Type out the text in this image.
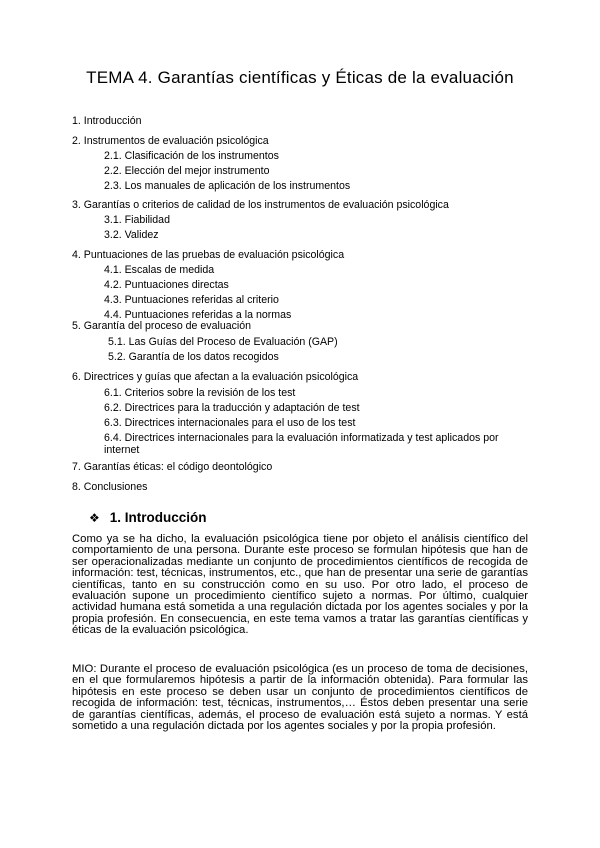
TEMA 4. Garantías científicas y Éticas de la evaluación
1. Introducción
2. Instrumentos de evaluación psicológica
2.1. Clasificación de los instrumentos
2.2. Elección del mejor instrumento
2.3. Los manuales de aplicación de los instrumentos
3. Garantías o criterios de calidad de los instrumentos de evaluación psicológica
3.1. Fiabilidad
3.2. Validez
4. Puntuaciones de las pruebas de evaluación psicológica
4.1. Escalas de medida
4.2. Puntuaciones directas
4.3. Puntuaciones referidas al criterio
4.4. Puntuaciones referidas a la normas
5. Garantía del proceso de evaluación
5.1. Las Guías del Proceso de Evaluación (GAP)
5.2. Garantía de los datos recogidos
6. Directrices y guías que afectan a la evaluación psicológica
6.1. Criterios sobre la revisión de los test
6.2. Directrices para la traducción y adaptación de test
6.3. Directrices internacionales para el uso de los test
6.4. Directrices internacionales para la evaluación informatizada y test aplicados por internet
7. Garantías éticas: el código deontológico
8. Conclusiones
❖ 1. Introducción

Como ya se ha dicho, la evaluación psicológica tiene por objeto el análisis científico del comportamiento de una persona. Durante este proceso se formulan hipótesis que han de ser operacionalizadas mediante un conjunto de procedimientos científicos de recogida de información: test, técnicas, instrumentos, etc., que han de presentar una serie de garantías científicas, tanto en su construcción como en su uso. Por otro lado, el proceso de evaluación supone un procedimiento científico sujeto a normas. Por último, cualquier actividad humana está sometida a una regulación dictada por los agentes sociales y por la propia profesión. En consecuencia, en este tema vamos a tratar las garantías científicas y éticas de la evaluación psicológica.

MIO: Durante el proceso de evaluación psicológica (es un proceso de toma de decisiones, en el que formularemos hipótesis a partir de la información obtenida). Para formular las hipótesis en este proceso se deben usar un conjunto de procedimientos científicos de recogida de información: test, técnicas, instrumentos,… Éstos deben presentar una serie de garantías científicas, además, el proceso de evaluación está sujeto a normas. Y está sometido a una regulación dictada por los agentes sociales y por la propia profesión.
--*--
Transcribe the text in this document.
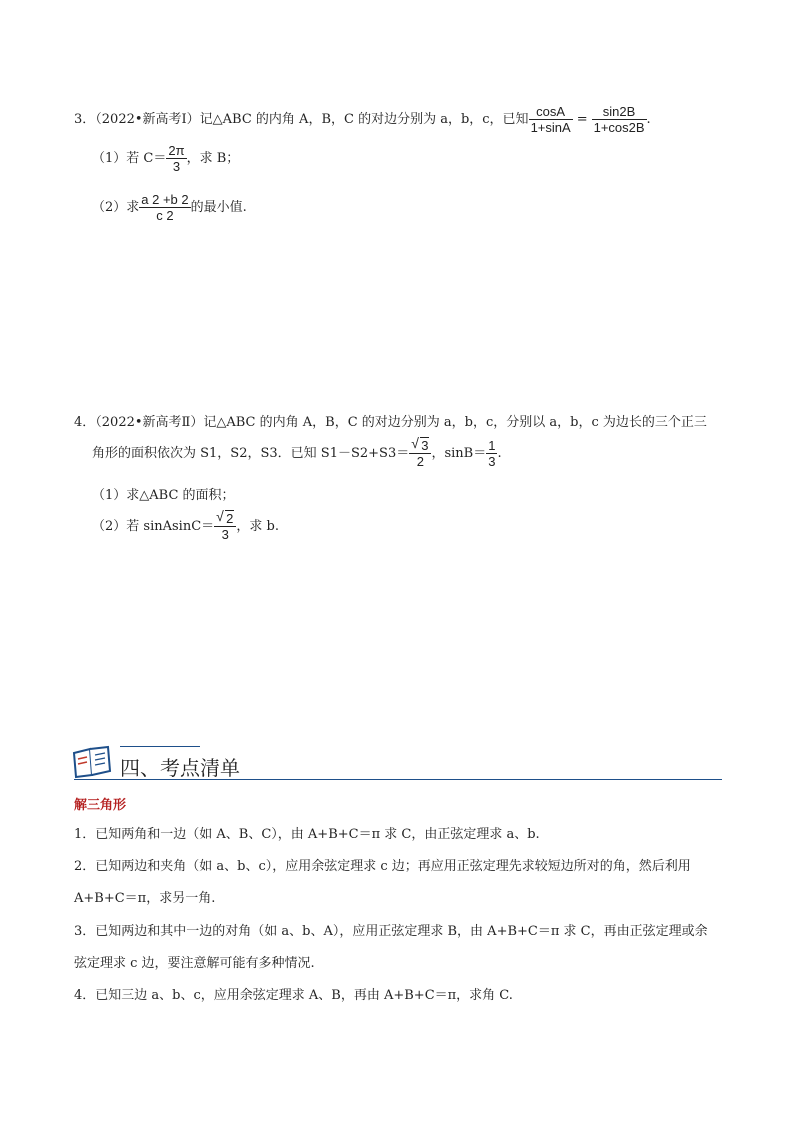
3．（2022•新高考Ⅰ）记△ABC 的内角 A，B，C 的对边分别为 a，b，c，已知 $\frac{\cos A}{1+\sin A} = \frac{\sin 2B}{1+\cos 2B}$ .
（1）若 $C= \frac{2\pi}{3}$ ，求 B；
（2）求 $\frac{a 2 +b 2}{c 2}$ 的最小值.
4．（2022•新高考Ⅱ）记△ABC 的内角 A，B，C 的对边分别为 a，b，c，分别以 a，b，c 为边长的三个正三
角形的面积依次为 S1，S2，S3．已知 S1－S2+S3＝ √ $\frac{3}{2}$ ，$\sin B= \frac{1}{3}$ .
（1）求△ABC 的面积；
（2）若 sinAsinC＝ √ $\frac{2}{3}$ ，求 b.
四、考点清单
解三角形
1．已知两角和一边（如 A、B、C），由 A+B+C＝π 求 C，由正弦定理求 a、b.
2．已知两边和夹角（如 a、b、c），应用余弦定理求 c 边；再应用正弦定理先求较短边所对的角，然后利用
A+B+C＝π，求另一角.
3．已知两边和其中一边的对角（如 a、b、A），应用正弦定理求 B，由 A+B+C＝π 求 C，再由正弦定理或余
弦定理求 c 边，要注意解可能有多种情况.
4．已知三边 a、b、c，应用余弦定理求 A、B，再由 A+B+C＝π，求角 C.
--*--
Select every line in the records above that contains the word "应用余弦定理求".

**The reply:**
2．已知两边和夹角（如 a、b、c），应用余弦定理求 c 边；再应用正弦定理先求较短边所对的角，然后利用
4．已知三边 a、b、c，应用余弦定理求 A、B，再由 A+B+C＝π，求角 C.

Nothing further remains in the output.